SET PROBLEM.
Copy every entry precisely.

PROVIDED RECORDS.

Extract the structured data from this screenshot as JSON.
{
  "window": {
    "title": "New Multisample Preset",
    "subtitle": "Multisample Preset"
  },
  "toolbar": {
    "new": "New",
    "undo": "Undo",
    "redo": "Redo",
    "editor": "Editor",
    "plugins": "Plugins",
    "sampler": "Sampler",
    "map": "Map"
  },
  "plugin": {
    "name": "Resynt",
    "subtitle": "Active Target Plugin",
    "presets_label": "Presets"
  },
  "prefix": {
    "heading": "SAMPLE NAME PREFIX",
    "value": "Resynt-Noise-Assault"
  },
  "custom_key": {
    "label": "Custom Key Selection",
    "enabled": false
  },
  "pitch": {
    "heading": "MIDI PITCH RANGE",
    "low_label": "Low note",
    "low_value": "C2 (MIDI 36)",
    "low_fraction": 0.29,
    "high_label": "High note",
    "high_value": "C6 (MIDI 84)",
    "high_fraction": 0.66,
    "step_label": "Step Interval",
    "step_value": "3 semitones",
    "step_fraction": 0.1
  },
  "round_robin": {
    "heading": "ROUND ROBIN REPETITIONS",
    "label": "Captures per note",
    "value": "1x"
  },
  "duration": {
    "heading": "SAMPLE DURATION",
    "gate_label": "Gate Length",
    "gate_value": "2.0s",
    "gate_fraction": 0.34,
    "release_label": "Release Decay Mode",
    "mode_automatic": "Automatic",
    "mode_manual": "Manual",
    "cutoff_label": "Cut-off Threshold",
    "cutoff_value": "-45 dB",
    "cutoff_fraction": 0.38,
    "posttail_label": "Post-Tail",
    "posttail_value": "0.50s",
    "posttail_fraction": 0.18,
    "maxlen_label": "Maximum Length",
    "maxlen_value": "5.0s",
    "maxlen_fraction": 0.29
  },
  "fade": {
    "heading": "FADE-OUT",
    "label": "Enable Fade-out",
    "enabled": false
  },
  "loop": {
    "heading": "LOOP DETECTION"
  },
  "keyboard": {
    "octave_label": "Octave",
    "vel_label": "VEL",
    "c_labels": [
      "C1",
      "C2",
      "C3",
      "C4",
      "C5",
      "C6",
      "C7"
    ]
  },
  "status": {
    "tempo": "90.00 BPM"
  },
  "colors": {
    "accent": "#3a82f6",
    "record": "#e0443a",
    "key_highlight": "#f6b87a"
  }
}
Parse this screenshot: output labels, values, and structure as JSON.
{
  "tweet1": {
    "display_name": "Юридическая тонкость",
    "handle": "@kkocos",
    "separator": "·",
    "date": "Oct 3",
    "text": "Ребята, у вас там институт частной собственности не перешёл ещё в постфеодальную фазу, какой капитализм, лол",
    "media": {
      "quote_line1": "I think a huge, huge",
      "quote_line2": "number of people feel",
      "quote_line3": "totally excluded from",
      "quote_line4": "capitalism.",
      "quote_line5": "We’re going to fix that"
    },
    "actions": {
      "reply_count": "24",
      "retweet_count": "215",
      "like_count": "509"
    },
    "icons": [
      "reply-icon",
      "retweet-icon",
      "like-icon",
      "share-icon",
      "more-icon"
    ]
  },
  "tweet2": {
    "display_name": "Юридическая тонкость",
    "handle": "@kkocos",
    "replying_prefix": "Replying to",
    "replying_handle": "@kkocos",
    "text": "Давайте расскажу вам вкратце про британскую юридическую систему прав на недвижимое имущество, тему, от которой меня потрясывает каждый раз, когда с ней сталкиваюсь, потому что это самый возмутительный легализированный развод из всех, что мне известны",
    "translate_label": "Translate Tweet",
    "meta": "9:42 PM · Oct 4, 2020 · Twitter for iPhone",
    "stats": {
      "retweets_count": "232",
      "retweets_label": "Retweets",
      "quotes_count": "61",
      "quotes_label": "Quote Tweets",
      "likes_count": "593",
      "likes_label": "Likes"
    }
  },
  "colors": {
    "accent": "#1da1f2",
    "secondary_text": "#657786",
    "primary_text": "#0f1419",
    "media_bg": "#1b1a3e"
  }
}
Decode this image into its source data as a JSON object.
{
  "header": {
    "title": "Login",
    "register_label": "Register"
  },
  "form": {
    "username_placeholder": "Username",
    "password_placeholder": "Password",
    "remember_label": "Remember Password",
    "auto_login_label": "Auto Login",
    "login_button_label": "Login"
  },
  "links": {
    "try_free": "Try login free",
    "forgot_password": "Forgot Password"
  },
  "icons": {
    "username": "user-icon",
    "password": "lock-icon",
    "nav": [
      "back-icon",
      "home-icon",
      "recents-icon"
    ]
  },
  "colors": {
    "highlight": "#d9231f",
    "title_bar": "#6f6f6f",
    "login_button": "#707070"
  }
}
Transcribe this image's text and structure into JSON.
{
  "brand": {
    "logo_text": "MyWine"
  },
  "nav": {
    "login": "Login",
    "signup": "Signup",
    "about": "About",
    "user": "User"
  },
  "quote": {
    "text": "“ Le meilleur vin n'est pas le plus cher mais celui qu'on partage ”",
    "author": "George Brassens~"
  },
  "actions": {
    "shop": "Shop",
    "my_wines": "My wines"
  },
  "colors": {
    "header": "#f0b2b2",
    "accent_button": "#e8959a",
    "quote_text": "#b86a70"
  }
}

ANSWER.
Extract the structured data from this screenshot as JSON.
{
  "window": {
    "title": "New Multisample Preset",
    "subtitle": "Multisample Preset"
  },
  "toolbar": {
    "new": "New",
    "undo": "Undo",
    "redo": "Redo",
    "editor": "Editor",
    "plugins": "Plugins",
    "sampler": "Sampler",
    "map": "Map"
  },
  "plugin": {
    "name": "Resynt",
    "subtitle": "Active Target Plugin",
    "presets_label": "Presets"
  },
  "prefix": {
    "heading": "SAMPLE NAME PREFIX",
    "value": "Resynt-Noise-Assault"
  },
  "custom_key": {
    "label": "Custom Key Selection",
    "enabled": false
  },
  "pitch": {
    "heading": "MIDI PITCH RANGE",
    "low_label": "Low note",
    "low_value": "C2 (MIDI 36)",
    "low_fraction": 0.29,
    "high_label": "High note",
    "high_value": "C6 (MIDI 84)",
    "high_fraction": 0.66,
    "step_label": "Step Interval",
    "step_value": "3 semitones",
    "step_fraction": 0.1
  },
  "round_robin": {
    "heading": "ROUND ROBIN REPETITIONS",
    "label": "Captures per note",
    "value": "1x"
  },
  "duration": {
    "heading": "SAMPLE DURATION",
    "gate_label": "Gate Length",
    "gate_value": "2.0s",
    "gate_fraction": 0.34,
    "release_label": "Release Decay Mode",
    "mode_automatic": "Automatic",
    "mode_manual": "Manual",
    "cutoff_label": "Cut-off Threshold",
    "cutoff_value": "-45 dB",
    "cutoff_fraction": 0.38,
    "posttail_label": "Post-Tail",
    "posttail_value": "0.50s",
    "posttail_fraction": 0.18,
    "maxlen_label": "Maximum Length",
    "maxlen_value": "5.0s",
    "maxlen_fraction": 0.29
  },
  "fade": {
    "heading": "FADE-OUT",
    "label": "Enable Fade-out",
    "enabled": false
  },
  "loop": {
    "heading": "LOOP DETECTION"
  },
  "keyboard": {
    "octave_label": "Octave",
    "vel_label": "VEL",
    "c_labels": [
      "C1",
      "C2",
      "C3",
      "C4",
      "C5",
      "C6",
      "C7"
    ]
  },
  "status": {
    "tempo": "90.00 BPM"
  },
  "colors": {
    "accent": "#3a82f6",
    "record": "#e0443a",
    "key_highlight": "#f6b87a"
  }
}
Parse this screenshot: output labels, values, and structure as JSON.
{
  "tweet1": {
    "display_name": "Юридическая тонкость",
    "handle": "@kkocos",
    "separator": "·",
    "date": "Oct 3",
    "text": "Ребята, у вас там институт частной собственности не перешёл ещё в постфеодальную фазу, какой капитализм, лол",
    "media": {
      "quote_line1": "I think a huge, huge",
      "quote_line2": "number of people feel",
      "quote_line3": "totally excluded from",
      "quote_line4": "capitalism.",
      "quote_line5": "We’re going to fix that"
    },
    "actions": {
      "reply_count": "24",
      "retweet_count": "215",
      "like_count": "509"
    },
    "icons": [
      "reply-icon",
      "retweet-icon",
      "like-icon",
      "share-icon",
      "more-icon"
    ]
  },
  "tweet2": {
    "display_name": "Юридическая тонкость",
    "handle": "@kkocos",
    "replying_prefix": "Replying to",
    "replying_handle": "@kkocos",
    "text": "Давайте расскажу вам вкратце про британскую юридическую систему прав на недвижимое имущество, тему, от которой меня потрясывает каждый раз, когда с ней сталкиваюсь, потому что это самый возмутительный легализированный развод из всех, что мне известны",
    "translate_label": "Translate Tweet",
    "meta": "9:42 PM · Oct 4, 2020 · Twitter for iPhone",
    "stats": {
      "retweets_count": "232",
      "retweets_label": "Retweets",
      "quotes_count": "61",
      "quotes_label": "Quote Tweets",
      "likes_count": "593",
      "likes_label": "Likes"
    }
  },
  "colors": {
    "accent": "#1da1f2",
    "secondary_text": "#657786",
    "primary_text": "#0f1419",
    "media_bg": "#1b1a3e"
  }
}
Decode this image into its source data as a JSON object.
{
  "header": {
    "title": "Login",
    "register_label": "Register"
  },
  "form": {
    "username_placeholder": "Username",
    "password_placeholder": "Password",
    "remember_label": "Remember Password",
    "auto_login_label": "Auto Login",
    "login_button_label": "Login"
  },
  "links": {
    "try_free": "Try login free",
    "forgot_password": "Forgot Password"
  },
  "icons": {
    "username": "user-icon",
    "password": "lock-icon",
    "nav": [
      "back-icon",
      "home-icon",
      "recents-icon"
    ]
  },
  "colors": {
    "highlight": "#d9231f",
    "title_bar": "#6f6f6f",
    "login_button": "#707070"
  }
}
Transcribe this image's text and structure into JSON.
{
  "brand": {
    "logo_text": "MyWine"
  },
  "nav": {
    "login": "Login",
    "signup": "Signup",
    "about": "About",
    "user": "User"
  },
  "quote": {
    "text": "“ Le meilleur vin n'est pas le plus cher mais celui qu'on partage ”",
    "author": "George Brassens~"
  },
  "actions": {
    "shop": "Shop",
    "my_wines": "My wines"
  },
  "colors": {
    "header": "#f0b2b2",
    "accent_button": "#e8959a",
    "quote_text": "#b86a70"
  }
}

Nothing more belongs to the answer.